[A run of records]
____________

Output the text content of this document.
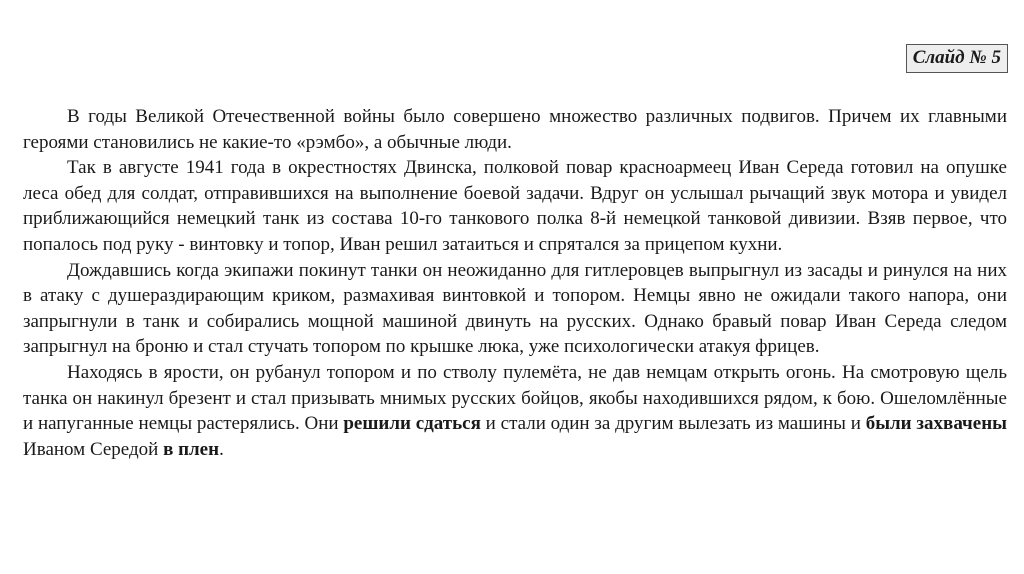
Слайд № 5

В годы Великой Отечественной войны было совершено множество различных подвигов. Причем их главными героями становились не какие-то «рэмбо», а обычные люди.

Так в августе 1941 года в окрестностях Двинска, полковой повар красноармеец Иван Середа готовил на опушке леса обед для солдат, отправившихся на выполнение боевой задачи. Вдруг он услышал рычащий звук мотора и увидел приближающийся немецкий танк из состава 10-го танкового полка 8-й немецкой танковой дивизии. Взяв первое, что попалось под руку - винтовку и топор, Иван решил затаиться и спрятался за прицепом кухни.

Дождавшись когда экипажи покинут танки он неожиданно для гитлеровцев выпрыгнул из засады и ринулся на них в атаку с душераздирающим криком, размахивая винтовкой и топором. Немцы явно не ожидали такого напора, они запрыгнули в танк и собирались мощной машиной двинуть на русских. Однако бравый повар Иван Середа следом запрыгнул на броню и стал стучать топором по крышке люка, уже психологически атакуя фрицев.

Находясь в ярости, он рубанул топором и по стволу пулемёта, не дав немцам открыть огонь. На смотровую щель танка он накинул брезент и стал призывать мнимых русских бойцов, якобы находившихся рядом, к бою. Ошеломлённые и напуганные немцы растерялись. Они решили сдаться и стали один за другим вылезать из машины и были захвачены Иваном Середой в плен.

____________

_Exercise requirements_.
Pick out lines containing the word "стал", each one as written.

_Exercise solution_.
Дождавшись когда экипажи покинут танки он неожиданно для гитлеровцев выпрыгнул из засады и ринулся на них в атаку с душераздирающим криком, размахивая винтовкой и топором. Немцы явно не ожидали такого напора, они запрыгнули в танк и собирались мощной машиной двинуть на русских. Однако бравый повар Иван Середа следом запрыгнул на броню и стал стучать топором по крышке люка, уже психологически атакуя фрицев.
Находясь в ярости, он рубанул топором и по стволу пулемёта, не дав немцам открыть огонь. На смотровую щель танка он накинул брезент и стал призывать мнимых русских бойцов, якобы находившихся рядом, к бою. Ошеломлённые и напуганные немцы растерялись. Они решили сдаться и стали один за другим вылезать из машины и были захвачены Иваном Середой в плен.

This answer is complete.